* begin *
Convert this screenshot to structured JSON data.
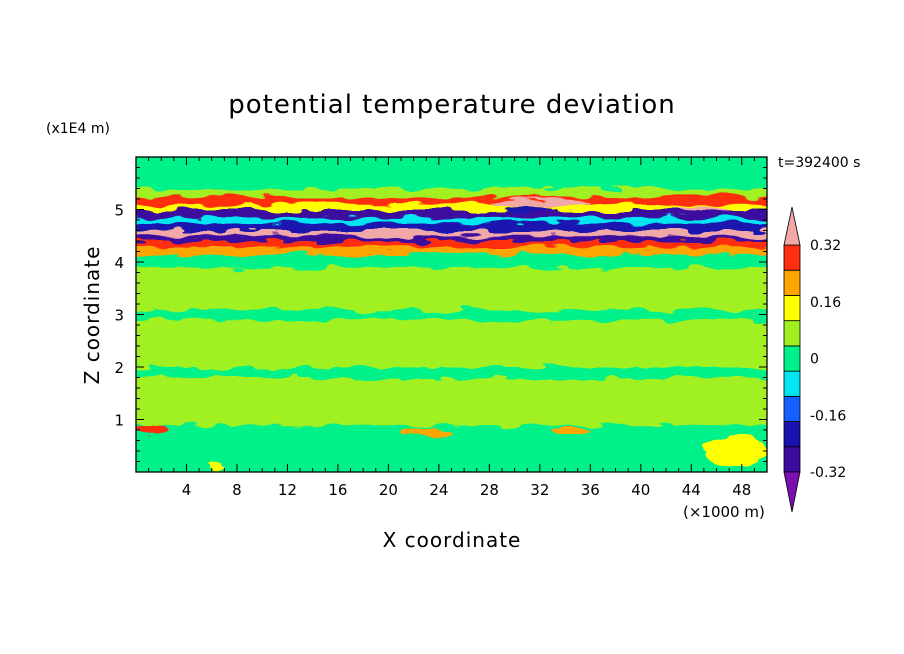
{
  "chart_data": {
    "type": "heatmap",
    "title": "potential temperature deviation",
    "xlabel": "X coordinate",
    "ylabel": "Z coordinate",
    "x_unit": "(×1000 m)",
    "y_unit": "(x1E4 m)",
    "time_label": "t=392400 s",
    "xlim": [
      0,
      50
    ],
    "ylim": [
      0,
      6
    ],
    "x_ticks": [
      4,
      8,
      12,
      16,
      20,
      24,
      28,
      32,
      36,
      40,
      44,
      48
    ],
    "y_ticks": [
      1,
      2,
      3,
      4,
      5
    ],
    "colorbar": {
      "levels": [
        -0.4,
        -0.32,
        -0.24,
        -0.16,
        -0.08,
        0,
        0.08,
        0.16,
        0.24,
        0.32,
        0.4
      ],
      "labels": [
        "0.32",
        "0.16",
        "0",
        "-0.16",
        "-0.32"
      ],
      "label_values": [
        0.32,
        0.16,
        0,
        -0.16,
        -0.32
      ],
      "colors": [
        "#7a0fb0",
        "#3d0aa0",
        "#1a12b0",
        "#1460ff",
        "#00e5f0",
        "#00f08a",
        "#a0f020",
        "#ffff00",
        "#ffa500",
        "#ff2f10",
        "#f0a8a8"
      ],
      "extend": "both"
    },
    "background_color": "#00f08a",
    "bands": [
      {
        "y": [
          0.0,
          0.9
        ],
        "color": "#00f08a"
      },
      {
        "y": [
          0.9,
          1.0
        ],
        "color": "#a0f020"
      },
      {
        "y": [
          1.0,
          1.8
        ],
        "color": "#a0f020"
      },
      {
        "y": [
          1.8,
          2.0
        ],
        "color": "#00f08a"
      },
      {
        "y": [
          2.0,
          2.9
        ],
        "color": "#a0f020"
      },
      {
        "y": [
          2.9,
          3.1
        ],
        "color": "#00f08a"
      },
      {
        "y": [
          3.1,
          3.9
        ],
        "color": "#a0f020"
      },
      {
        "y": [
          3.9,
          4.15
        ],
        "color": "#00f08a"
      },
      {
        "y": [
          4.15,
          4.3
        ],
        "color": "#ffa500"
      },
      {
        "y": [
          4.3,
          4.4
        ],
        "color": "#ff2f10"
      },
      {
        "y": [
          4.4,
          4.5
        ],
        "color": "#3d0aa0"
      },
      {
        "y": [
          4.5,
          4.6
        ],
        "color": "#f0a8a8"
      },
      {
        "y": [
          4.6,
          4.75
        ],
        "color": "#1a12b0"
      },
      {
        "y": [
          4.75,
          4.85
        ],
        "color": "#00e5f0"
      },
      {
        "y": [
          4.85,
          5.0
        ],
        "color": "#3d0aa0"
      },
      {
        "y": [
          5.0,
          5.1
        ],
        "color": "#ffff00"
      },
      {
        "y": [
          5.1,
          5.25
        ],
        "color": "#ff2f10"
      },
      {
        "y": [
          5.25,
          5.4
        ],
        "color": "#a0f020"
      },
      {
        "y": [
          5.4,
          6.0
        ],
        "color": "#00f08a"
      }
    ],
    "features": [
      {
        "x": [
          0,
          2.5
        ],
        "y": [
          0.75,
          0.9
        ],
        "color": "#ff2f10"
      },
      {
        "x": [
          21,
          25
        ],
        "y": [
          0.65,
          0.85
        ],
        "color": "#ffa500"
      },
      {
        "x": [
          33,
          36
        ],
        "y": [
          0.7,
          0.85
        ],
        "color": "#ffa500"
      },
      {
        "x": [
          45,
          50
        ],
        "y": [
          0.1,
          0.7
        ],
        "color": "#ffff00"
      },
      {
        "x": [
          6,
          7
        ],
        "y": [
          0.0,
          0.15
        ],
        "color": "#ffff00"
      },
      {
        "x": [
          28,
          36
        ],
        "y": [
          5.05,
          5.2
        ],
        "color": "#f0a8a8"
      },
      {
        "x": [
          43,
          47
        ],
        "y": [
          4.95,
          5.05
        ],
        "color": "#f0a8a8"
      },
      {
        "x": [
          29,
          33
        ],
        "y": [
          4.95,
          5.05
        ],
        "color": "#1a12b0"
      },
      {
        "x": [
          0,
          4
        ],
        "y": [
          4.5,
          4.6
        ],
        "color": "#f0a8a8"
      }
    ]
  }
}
* end *
### WHAT TO WORK ON
Without the pictures, return the entries exactly as they appear.

### ANSWER TO THIS PROBLEM
Convert this screenshot to structured JSON data.
{
  "chart_data": {
    "type": "heatmap",
    "title": "potential temperature deviation",
    "xlabel": "X coordinate",
    "ylabel": "Z coordinate",
    "x_unit": "(×1000 m)",
    "y_unit": "(x1E4 m)",
    "time_label": "t=392400 s",
    "xlim": [
      0,
      50
    ],
    "ylim": [
      0,
      6
    ],
    "x_ticks": [
      4,
      8,
      12,
      16,
      20,
      24,
      28,
      32,
      36,
      40,
      44,
      48
    ],
    "y_ticks": [
      1,
      2,
      3,
      4,
      5
    ],
    "colorbar": {
      "levels": [
        -0.4,
        -0.32,
        -0.24,
        -0.16,
        -0.08,
        0,
        0.08,
        0.16,
        0.24,
        0.32,
        0.4
      ],
      "labels": [
        "0.32",
        "0.16",
        "0",
        "-0.16",
        "-0.32"
      ],
      "label_values": [
        0.32,
        0.16,
        0,
        -0.16,
        -0.32
      ],
      "colors": [
        "#7a0fb0",
        "#3d0aa0",
        "#1a12b0",
        "#1460ff",
        "#00e5f0",
        "#00f08a",
        "#a0f020",
        "#ffff00",
        "#ffa500",
        "#ff2f10",
        "#f0a8a8"
      ],
      "extend": "both"
    },
    "background_color": "#00f08a",
    "bands": [
      {
        "y": [
          0.0,
          0.9
        ],
        "color": "#00f08a"
      },
      {
        "y": [
          0.9,
          1.0
        ],
        "color": "#a0f020"
      },
      {
        "y": [
          1.0,
          1.8
        ],
        "color": "#a0f020"
      },
      {
        "y": [
          1.8,
          2.0
        ],
        "color": "#00f08a"
      },
      {
        "y": [
          2.0,
          2.9
        ],
        "color": "#a0f020"
      },
      {
        "y": [
          2.9,
          3.1
        ],
        "color": "#00f08a"
      },
      {
        "y": [
          3.1,
          3.9
        ],
        "color": "#a0f020"
      },
      {
        "y": [
          3.9,
          4.15
        ],
        "color": "#00f08a"
      },
      {
        "y": [
          4.15,
          4.3
        ],
        "color": "#ffa500"
      },
      {
        "y": [
          4.3,
          4.4
        ],
        "color": "#ff2f10"
      },
      {
        "y": [
          4.4,
          4.5
        ],
        "color": "#3d0aa0"
      },
      {
        "y": [
          4.5,
          4.6
        ],
        "color": "#f0a8a8"
      },
      {
        "y": [
          4.6,
          4.75
        ],
        "color": "#1a12b0"
      },
      {
        "y": [
          4.75,
          4.85
        ],
        "color": "#00e5f0"
      },
      {
        "y": [
          4.85,
          5.0
        ],
        "color": "#3d0aa0"
      },
      {
        "y": [
          5.0,
          5.1
        ],
        "color": "#ffff00"
      },
      {
        "y": [
          5.1,
          5.25
        ],
        "color": "#ff2f10"
      },
      {
        "y": [
          5.25,
          5.4
        ],
        "color": "#a0f020"
      },
      {
        "y": [
          5.4,
          6.0
        ],
        "color": "#00f08a"
      }
    ],
    "features": [
      {
        "x": [
          0,
          2.5
        ],
        "y": [
          0.75,
          0.9
        ],
        "color": "#ff2f10"
      },
      {
        "x": [
          21,
          25
        ],
        "y": [
          0.65,
          0.85
        ],
        "color": "#ffa500"
      },
      {
        "x": [
          33,
          36
        ],
        "y": [
          0.7,
          0.85
        ],
        "color": "#ffa500"
      },
      {
        "x": [
          45,
          50
        ],
        "y": [
          0.1,
          0.7
        ],
        "color": "#ffff00"
      },
      {
        "x": [
          6,
          7
        ],
        "y": [
          0.0,
          0.15
        ],
        "color": "#ffff00"
      },
      {
        "x": [
          28,
          36
        ],
        "y": [
          5.05,
          5.2
        ],
        "color": "#f0a8a8"
      },
      {
        "x": [
          43,
          47
        ],
        "y": [
          4.95,
          5.05
        ],
        "color": "#f0a8a8"
      },
      {
        "x": [
          29,
          33
        ],
        "y": [
          4.95,
          5.05
        ],
        "color": "#1a12b0"
      },
      {
        "x": [
          0,
          4
        ],
        "y": [
          4.5,
          4.6
        ],
        "color": "#f0a8a8"
      }
    ]
  }
}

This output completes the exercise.